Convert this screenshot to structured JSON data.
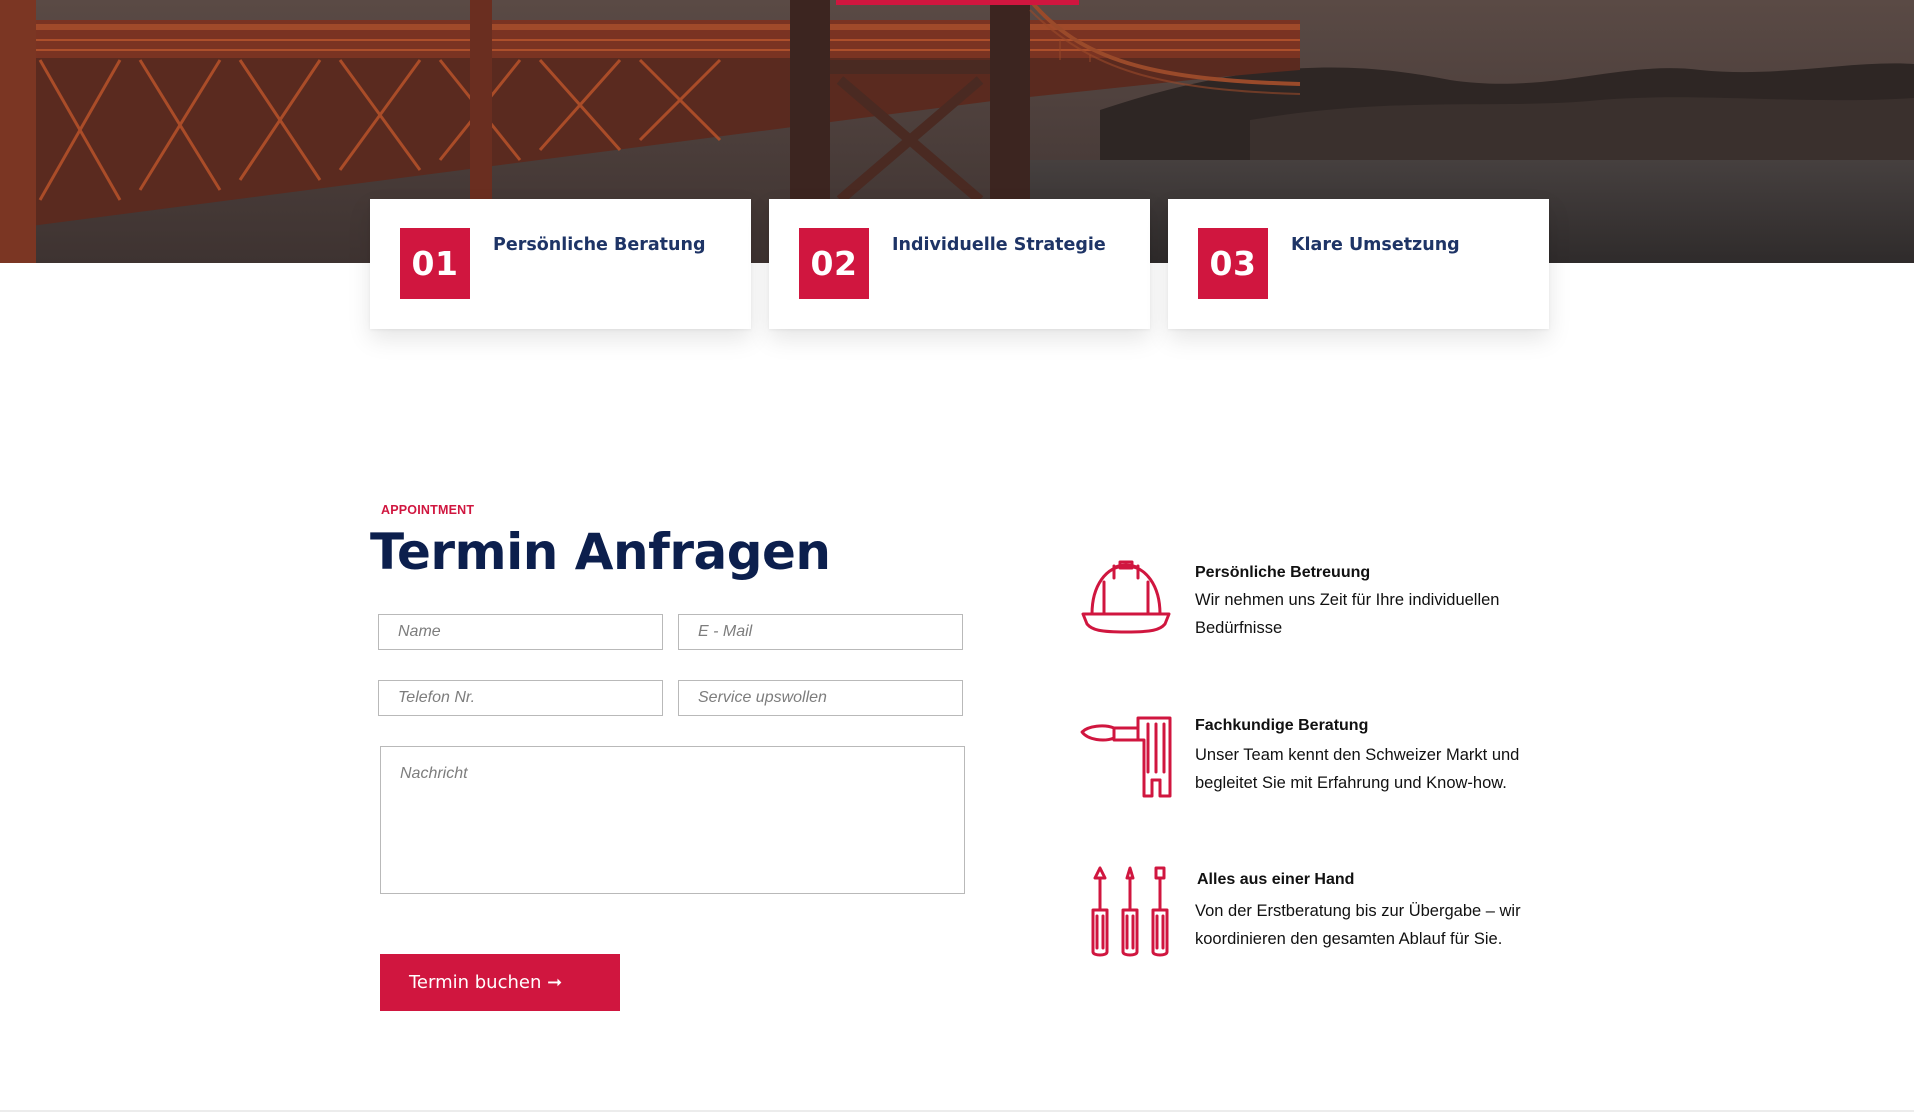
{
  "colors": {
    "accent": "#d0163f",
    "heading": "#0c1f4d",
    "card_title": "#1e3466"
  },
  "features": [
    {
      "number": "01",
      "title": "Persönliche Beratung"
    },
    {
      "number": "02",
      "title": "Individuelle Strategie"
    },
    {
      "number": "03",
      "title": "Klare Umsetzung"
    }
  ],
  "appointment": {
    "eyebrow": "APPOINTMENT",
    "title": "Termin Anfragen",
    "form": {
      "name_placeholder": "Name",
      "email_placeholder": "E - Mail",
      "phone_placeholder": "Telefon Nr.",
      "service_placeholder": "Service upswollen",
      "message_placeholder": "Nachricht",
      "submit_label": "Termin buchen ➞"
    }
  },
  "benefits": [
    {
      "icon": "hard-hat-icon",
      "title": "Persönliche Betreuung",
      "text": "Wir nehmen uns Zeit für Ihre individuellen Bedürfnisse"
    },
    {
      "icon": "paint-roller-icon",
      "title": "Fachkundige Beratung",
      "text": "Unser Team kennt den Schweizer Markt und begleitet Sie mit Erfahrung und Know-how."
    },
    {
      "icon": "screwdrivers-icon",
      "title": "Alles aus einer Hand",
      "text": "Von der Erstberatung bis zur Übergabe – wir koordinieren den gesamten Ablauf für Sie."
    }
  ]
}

* * * * * * * * *

Find the word "Persönliche" in the entries above and gather every line that holds it.

| THE REPLY |
      "title": "Persönliche Beratung"
      "title": "Persönliche Betreuung",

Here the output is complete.